→ Objective: Say how many lines contain the word "different" and give no other text.

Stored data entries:
# # # # # # #

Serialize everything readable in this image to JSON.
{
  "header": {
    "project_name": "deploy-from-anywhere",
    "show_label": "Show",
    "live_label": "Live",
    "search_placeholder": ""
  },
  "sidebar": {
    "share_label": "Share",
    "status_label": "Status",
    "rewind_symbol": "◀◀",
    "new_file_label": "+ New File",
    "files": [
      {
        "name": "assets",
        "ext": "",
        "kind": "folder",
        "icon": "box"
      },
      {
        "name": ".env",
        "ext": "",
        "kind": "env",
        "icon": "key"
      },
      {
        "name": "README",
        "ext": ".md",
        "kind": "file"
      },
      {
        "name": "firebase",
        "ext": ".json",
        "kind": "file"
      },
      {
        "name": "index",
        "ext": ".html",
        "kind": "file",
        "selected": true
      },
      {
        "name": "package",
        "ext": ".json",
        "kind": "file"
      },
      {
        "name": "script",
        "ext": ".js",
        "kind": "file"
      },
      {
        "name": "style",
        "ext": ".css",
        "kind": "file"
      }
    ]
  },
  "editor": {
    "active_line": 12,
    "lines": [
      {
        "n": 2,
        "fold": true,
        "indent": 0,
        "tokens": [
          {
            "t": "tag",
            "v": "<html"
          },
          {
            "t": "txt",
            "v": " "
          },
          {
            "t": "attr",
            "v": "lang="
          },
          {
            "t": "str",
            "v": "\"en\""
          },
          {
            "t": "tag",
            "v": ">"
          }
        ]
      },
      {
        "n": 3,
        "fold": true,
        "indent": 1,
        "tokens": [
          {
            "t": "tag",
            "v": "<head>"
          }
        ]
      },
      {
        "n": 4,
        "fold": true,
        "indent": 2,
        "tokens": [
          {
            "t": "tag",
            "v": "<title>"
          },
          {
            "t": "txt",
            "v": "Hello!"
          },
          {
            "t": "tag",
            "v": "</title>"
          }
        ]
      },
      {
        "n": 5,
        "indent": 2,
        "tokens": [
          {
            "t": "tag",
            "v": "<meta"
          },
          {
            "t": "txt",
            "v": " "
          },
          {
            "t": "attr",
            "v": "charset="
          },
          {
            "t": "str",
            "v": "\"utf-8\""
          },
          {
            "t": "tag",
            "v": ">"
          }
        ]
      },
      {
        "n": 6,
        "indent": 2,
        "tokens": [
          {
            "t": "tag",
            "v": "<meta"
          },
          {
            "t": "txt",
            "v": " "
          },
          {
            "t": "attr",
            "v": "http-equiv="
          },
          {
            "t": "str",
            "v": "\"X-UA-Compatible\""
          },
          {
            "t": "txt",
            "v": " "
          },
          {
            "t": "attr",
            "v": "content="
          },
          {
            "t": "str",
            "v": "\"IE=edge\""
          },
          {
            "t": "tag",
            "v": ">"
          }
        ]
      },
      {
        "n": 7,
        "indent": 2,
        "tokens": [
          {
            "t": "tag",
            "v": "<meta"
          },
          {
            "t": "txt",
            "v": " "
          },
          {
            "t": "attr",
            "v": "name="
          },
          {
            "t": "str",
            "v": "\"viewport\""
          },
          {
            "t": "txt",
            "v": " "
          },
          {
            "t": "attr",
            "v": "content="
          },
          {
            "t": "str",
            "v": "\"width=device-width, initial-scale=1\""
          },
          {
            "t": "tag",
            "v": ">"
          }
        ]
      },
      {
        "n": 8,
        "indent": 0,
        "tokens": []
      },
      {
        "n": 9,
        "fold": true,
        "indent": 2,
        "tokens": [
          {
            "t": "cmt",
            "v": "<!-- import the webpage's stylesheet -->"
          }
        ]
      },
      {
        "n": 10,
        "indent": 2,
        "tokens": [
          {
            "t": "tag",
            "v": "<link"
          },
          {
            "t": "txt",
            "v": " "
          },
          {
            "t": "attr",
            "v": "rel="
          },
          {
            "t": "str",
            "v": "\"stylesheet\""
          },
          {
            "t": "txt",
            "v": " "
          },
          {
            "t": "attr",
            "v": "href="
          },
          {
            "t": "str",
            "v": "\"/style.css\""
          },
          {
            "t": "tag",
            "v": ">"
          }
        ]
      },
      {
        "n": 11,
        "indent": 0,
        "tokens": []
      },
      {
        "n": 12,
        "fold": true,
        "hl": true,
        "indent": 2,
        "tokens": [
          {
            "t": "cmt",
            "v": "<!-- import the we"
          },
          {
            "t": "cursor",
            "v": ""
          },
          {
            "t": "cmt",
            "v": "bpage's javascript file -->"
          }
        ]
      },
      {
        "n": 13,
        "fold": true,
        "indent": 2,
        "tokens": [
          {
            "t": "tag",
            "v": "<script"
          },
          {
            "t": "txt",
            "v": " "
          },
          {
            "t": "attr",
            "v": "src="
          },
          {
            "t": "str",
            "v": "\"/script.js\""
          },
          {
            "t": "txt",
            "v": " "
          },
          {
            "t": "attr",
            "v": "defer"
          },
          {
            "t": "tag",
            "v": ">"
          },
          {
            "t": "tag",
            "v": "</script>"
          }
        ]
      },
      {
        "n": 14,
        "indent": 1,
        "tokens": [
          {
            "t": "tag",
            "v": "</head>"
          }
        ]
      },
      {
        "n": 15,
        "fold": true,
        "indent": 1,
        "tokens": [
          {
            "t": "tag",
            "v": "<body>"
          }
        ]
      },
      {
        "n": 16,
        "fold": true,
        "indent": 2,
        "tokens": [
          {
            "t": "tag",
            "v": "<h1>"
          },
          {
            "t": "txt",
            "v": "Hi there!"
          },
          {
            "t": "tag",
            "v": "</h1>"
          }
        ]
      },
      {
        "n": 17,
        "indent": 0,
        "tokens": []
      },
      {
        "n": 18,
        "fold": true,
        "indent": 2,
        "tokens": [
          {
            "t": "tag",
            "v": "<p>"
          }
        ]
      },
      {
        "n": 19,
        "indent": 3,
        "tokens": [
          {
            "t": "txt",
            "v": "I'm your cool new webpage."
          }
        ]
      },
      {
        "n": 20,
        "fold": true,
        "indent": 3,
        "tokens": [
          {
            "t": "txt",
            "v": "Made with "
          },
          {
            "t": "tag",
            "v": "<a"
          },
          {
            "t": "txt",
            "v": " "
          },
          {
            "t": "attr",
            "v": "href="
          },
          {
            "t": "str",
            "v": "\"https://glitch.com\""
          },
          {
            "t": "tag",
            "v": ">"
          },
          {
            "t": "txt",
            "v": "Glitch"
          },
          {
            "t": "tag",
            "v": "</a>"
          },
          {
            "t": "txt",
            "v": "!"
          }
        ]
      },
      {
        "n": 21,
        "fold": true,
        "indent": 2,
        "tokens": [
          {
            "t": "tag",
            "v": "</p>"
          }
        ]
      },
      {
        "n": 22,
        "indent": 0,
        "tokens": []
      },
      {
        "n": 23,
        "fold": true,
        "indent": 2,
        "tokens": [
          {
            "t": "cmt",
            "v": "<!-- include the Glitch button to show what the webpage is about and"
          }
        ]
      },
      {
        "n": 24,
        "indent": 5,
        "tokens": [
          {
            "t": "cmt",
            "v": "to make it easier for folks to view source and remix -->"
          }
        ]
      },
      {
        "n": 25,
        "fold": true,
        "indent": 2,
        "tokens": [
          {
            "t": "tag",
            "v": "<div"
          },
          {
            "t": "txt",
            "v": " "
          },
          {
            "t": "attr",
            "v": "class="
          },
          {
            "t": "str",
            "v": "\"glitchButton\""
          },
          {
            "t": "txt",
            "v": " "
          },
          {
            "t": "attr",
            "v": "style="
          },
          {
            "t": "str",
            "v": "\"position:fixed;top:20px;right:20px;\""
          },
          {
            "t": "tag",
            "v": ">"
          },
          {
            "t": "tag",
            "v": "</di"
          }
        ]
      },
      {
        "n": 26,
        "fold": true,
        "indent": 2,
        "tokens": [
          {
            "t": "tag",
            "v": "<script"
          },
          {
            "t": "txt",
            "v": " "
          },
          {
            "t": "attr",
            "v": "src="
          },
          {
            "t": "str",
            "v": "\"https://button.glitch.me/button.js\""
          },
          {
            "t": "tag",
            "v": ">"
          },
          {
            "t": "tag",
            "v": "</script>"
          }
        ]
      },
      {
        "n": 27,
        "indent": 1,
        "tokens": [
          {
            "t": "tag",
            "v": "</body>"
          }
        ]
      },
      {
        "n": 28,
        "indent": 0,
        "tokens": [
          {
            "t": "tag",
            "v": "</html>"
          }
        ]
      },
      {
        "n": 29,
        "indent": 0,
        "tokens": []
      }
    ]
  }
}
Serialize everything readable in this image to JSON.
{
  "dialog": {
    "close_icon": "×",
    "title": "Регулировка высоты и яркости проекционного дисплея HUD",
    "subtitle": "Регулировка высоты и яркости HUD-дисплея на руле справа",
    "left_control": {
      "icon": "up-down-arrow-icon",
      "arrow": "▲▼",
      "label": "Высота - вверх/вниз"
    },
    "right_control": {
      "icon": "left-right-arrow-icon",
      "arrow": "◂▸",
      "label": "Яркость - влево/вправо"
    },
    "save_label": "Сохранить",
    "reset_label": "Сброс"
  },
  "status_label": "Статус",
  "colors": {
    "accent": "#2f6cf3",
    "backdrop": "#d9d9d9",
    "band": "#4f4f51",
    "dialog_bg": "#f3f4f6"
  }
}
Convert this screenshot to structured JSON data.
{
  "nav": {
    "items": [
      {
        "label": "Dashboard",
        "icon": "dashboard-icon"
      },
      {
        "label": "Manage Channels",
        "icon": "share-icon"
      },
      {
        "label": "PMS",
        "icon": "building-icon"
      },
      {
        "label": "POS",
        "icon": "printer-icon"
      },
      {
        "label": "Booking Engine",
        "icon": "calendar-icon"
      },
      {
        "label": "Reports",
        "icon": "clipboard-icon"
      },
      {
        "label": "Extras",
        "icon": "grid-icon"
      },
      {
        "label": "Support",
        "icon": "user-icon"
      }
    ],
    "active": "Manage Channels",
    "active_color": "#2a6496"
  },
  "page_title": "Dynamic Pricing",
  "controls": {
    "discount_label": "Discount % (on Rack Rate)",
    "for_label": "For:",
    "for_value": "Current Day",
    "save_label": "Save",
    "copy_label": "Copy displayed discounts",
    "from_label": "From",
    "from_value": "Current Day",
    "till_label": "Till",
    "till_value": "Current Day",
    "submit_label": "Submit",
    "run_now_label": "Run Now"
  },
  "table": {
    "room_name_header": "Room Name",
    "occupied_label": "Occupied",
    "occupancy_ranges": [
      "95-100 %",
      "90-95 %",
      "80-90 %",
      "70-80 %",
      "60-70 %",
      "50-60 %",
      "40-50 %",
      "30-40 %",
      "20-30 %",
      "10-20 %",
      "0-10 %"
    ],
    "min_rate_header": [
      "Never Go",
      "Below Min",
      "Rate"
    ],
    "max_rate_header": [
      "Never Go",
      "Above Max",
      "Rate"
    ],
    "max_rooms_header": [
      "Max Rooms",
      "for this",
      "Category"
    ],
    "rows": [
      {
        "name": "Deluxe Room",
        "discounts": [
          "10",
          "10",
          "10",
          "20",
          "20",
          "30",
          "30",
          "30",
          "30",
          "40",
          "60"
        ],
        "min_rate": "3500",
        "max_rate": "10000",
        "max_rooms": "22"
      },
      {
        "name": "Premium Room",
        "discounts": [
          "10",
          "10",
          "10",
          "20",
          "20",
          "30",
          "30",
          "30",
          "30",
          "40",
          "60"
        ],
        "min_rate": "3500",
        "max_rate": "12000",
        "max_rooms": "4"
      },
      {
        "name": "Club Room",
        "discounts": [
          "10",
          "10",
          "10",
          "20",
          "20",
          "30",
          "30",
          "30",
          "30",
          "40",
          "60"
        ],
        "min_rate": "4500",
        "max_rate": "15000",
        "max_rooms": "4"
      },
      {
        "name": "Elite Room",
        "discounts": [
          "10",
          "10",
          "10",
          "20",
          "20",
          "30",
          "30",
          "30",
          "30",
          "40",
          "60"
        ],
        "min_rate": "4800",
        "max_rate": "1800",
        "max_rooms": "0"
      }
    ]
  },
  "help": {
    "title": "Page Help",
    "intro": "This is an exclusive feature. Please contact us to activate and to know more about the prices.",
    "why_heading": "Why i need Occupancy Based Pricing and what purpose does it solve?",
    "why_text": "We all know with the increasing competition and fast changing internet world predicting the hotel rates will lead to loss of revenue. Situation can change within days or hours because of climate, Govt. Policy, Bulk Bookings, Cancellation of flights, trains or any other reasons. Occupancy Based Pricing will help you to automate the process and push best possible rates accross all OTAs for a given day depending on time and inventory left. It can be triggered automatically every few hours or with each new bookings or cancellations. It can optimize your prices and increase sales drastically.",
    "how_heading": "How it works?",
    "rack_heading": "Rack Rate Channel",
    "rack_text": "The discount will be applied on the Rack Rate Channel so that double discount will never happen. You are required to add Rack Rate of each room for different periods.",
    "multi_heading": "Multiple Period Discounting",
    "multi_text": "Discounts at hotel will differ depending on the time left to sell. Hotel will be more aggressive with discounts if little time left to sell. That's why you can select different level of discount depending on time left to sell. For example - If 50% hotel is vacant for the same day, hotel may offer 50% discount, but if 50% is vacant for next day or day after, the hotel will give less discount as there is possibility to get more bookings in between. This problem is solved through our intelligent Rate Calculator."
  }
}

# # # # # # #

→ Full output: 2